** Start of TASK DATA **

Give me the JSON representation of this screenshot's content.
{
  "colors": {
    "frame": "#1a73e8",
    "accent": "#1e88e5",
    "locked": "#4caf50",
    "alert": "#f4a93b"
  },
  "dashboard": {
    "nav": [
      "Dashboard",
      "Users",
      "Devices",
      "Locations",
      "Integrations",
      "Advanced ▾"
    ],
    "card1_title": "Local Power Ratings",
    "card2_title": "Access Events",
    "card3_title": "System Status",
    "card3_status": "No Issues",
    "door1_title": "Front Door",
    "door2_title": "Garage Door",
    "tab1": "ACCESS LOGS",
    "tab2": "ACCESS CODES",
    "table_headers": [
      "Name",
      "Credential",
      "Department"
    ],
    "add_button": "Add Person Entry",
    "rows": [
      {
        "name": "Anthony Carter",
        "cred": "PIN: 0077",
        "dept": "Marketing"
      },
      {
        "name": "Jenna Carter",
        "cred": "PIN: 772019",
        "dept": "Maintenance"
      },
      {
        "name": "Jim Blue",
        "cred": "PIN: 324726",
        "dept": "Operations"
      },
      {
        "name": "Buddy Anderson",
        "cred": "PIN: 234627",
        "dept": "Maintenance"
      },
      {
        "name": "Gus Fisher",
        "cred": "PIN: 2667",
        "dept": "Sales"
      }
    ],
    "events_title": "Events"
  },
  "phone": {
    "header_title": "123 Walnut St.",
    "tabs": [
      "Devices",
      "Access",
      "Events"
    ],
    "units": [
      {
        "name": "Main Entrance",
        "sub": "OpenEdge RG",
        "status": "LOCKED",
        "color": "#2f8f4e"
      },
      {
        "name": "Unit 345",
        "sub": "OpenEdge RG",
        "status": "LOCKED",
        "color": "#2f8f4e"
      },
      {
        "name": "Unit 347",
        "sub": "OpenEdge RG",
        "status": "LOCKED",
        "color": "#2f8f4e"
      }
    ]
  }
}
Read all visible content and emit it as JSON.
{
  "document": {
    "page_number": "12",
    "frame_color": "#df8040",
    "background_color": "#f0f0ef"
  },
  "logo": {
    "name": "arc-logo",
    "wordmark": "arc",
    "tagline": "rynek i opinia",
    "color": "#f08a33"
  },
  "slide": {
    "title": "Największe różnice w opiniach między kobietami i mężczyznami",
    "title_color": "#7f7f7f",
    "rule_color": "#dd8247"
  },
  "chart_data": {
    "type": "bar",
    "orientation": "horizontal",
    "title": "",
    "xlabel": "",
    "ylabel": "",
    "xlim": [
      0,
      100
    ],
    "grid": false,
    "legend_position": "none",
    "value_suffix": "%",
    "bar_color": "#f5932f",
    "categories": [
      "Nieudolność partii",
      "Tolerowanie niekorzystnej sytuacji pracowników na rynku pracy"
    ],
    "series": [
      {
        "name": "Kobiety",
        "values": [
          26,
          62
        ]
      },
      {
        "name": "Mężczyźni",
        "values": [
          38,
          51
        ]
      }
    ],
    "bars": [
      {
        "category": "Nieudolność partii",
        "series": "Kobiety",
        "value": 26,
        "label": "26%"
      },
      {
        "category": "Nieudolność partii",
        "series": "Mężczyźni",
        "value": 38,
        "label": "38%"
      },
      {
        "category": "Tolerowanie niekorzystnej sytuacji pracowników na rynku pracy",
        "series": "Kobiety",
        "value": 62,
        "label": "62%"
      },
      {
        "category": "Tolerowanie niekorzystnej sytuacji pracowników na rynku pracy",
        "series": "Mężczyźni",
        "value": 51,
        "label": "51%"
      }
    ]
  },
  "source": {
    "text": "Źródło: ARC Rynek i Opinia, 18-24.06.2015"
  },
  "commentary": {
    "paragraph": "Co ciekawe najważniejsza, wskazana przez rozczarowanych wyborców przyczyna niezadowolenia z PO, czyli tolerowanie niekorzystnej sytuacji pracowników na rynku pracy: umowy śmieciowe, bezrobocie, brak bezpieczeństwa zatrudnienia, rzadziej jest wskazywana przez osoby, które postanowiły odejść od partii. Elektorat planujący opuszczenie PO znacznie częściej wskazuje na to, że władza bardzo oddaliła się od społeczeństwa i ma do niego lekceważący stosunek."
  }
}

** End of TASK DATA **
** Start of TASK DATA **

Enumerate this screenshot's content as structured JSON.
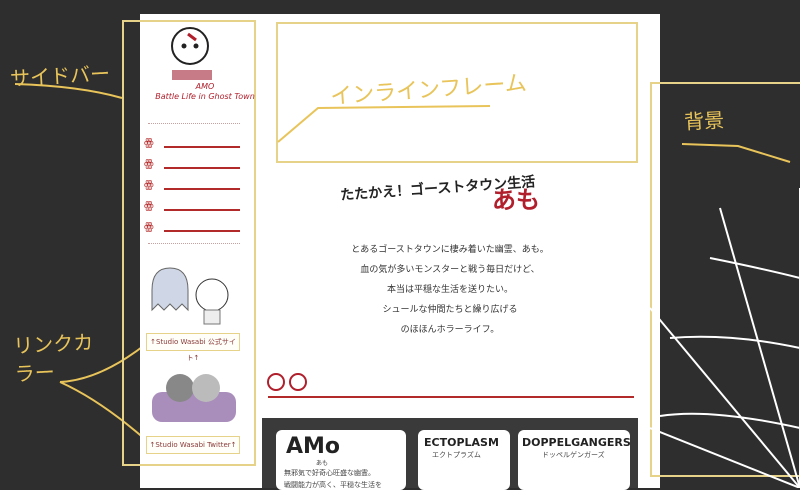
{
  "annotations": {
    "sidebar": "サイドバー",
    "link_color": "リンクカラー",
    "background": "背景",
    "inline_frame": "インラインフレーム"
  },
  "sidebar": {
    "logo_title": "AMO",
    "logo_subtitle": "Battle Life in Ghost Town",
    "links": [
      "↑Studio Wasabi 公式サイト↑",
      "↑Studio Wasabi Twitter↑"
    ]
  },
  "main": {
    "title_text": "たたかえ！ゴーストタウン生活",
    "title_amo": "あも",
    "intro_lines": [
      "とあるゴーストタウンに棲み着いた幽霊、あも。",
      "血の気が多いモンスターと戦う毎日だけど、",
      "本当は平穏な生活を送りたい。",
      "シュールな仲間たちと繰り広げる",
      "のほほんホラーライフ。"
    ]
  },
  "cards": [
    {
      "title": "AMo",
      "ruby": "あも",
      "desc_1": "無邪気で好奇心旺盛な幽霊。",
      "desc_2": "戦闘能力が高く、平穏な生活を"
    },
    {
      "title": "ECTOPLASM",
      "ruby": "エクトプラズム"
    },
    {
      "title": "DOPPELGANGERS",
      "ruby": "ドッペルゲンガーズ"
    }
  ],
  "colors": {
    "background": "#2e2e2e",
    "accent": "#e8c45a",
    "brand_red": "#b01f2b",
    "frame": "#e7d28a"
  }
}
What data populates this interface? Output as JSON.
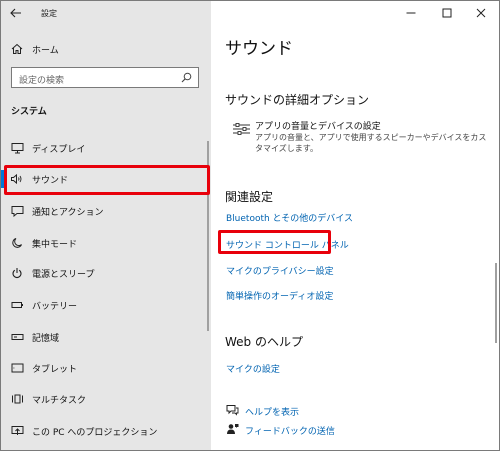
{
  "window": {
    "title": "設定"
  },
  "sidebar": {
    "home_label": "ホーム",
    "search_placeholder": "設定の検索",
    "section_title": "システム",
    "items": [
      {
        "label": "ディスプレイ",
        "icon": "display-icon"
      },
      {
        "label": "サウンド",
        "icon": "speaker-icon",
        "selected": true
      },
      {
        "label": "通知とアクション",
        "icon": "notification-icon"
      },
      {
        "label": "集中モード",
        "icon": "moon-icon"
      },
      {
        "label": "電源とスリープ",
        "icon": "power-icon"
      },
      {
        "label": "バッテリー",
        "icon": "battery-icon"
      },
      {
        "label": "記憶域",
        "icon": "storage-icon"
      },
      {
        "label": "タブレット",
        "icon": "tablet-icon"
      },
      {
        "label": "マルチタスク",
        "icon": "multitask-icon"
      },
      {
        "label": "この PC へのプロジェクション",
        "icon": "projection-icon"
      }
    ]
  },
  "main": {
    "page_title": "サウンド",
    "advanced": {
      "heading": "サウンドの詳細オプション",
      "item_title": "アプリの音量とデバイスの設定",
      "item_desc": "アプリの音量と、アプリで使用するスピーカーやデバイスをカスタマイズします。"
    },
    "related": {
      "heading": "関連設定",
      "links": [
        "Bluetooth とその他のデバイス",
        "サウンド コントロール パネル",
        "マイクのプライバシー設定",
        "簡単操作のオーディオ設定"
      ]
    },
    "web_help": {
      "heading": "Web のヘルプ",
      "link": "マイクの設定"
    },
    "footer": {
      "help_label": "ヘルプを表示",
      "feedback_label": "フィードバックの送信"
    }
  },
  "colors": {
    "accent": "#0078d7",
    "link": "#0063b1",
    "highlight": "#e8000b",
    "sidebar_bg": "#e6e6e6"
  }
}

** End of TASK DATA **

§ **TASK REQUIREMENTS**
Copy out each line of the data containing the string "Studio".

§ **OUTPUT**
      "↑Studio Wasabi 公式サイト↑",
      "↑Studio Wasabi Twitter↑"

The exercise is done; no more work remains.